* _WHAT YOU SHOULD DO_:
The reply must contain all of the records, unchanged.

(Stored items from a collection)
═══
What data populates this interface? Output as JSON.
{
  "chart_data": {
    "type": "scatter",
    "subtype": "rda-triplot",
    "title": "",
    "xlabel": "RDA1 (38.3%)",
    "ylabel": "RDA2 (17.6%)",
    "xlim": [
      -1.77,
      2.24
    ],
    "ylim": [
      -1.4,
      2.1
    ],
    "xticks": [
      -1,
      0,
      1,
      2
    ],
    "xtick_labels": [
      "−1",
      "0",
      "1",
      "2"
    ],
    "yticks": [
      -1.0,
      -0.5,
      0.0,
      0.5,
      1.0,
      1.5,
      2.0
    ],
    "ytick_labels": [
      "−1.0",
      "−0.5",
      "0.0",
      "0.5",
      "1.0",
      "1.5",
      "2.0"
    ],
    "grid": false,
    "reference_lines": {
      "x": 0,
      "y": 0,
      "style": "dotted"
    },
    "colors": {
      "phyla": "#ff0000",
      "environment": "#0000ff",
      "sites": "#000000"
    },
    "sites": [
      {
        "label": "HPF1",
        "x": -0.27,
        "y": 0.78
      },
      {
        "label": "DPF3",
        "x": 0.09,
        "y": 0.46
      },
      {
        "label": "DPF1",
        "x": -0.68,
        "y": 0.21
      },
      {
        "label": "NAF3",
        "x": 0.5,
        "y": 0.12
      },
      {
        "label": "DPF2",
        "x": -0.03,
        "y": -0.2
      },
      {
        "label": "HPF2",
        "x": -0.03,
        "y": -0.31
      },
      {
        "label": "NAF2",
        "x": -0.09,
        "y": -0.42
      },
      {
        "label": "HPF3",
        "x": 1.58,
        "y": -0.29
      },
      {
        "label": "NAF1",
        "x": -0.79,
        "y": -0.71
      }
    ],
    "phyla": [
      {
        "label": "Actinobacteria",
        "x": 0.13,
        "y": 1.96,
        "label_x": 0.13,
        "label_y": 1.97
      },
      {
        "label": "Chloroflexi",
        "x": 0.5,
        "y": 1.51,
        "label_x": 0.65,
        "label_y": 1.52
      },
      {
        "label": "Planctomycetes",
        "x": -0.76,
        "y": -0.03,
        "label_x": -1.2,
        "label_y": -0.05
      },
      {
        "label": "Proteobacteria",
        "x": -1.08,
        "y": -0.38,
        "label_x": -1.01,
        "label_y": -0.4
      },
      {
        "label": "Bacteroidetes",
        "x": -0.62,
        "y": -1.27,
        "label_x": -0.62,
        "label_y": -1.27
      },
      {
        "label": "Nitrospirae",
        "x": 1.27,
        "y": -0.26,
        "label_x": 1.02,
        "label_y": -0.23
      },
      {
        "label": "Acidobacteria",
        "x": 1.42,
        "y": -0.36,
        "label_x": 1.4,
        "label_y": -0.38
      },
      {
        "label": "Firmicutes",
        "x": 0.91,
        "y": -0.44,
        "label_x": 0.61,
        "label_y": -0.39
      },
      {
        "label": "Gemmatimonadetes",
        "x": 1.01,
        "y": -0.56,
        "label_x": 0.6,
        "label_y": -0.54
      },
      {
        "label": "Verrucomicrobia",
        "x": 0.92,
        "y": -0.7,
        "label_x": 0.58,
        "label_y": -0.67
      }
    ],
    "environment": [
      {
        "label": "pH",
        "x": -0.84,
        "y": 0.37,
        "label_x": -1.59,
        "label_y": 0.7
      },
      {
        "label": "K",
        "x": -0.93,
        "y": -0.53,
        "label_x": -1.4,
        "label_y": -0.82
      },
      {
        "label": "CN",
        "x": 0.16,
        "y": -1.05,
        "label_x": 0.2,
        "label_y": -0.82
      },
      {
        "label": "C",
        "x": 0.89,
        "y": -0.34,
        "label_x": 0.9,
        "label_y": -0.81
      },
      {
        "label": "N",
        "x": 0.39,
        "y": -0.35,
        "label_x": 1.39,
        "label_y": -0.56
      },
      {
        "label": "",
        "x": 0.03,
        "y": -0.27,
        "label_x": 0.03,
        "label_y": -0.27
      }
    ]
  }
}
═══
* _EXERCISE SOLUTION_:
What data populates this interface? Output as JSON.
{
  "chart_data": {
    "type": "scatter",
    "subtype": "rda-triplot",
    "title": "",
    "xlabel": "RDA1 (38.3%)",
    "ylabel": "RDA2 (17.6%)",
    "xlim": [
      -1.77,
      2.24
    ],
    "ylim": [
      -1.4,
      2.1
    ],
    "xticks": [
      -1,
      0,
      1,
      2
    ],
    "xtick_labels": [
      "−1",
      "0",
      "1",
      "2"
    ],
    "yticks": [
      -1.0,
      -0.5,
      0.0,
      0.5,
      1.0,
      1.5,
      2.0
    ],
    "ytick_labels": [
      "−1.0",
      "−0.5",
      "0.0",
      "0.5",
      "1.0",
      "1.5",
      "2.0"
    ],
    "grid": false,
    "reference_lines": {
      "x": 0,
      "y": 0,
      "style": "dotted"
    },
    "colors": {
      "phyla": "#ff0000",
      "environment": "#0000ff",
      "sites": "#000000"
    },
    "sites": [
      {
        "label": "HPF1",
        "x": -0.27,
        "y": 0.78
      },
      {
        "label": "DPF3",
        "x": 0.09,
        "y": 0.46
      },
      {
        "label": "DPF1",
        "x": -0.68,
        "y": 0.21
      },
      {
        "label": "NAF3",
        "x": 0.5,
        "y": 0.12
      },
      {
        "label": "DPF2",
        "x": -0.03,
        "y": -0.2
      },
      {
        "label": "HPF2",
        "x": -0.03,
        "y": -0.31
      },
      {
        "label": "NAF2",
        "x": -0.09,
        "y": -0.42
      },
      {
        "label": "HPF3",
        "x": 1.58,
        "y": -0.29
      },
      {
        "label": "NAF1",
        "x": -0.79,
        "y": -0.71
      }
    ],
    "phyla": [
      {
        "label": "Actinobacteria",
        "x": 0.13,
        "y": 1.96,
        "label_x": 0.13,
        "label_y": 1.97
      },
      {
        "label": "Chloroflexi",
        "x": 0.5,
        "y": 1.51,
        "label_x": 0.65,
        "label_y": 1.52
      },
      {
        "label": "Planctomycetes",
        "x": -0.76,
        "y": -0.03,
        "label_x": -1.2,
        "label_y": -0.05
      },
      {
        "label": "Proteobacteria",
        "x": -1.08,
        "y": -0.38,
        "label_x": -1.01,
        "label_y": -0.4
      },
      {
        "label": "Bacteroidetes",
        "x": -0.62,
        "y": -1.27,
        "label_x": -0.62,
        "label_y": -1.27
      },
      {
        "label": "Nitrospirae",
        "x": 1.27,
        "y": -0.26,
        "label_x": 1.02,
        "label_y": -0.23
      },
      {
        "label": "Acidobacteria",
        "x": 1.42,
        "y": -0.36,
        "label_x": 1.4,
        "label_y": -0.38
      },
      {
        "label": "Firmicutes",
        "x": 0.91,
        "y": -0.44,
        "label_x": 0.61,
        "label_y": -0.39
      },
      {
        "label": "Gemmatimonadetes",
        "x": 1.01,
        "y": -0.56,
        "label_x": 0.6,
        "label_y": -0.54
      },
      {
        "label": "Verrucomicrobia",
        "x": 0.92,
        "y": -0.7,
        "label_x": 0.58,
        "label_y": -0.67
      }
    ],
    "environment": [
      {
        "label": "pH",
        "x": -0.84,
        "y": 0.37,
        "label_x": -1.59,
        "label_y": 0.7
      },
      {
        "label": "K",
        "x": -0.93,
        "y": -0.53,
        "label_x": -1.4,
        "label_y": -0.82
      },
      {
        "label": "CN",
        "x": 0.16,
        "y": -1.05,
        "label_x": 0.2,
        "label_y": -0.82
      },
      {
        "label": "C",
        "x": 0.89,
        "y": -0.34,
        "label_x": 0.9,
        "label_y": -0.81
      },
      {
        "label": "N",
        "x": 0.39,
        "y": -0.35,
        "label_x": 1.39,
        "label_y": -0.56
      },
      {
        "label": "",
        "x": 0.03,
        "y": -0.27,
        "label_x": 0.03,
        "label_y": -0.27
      }
    ]
  }
}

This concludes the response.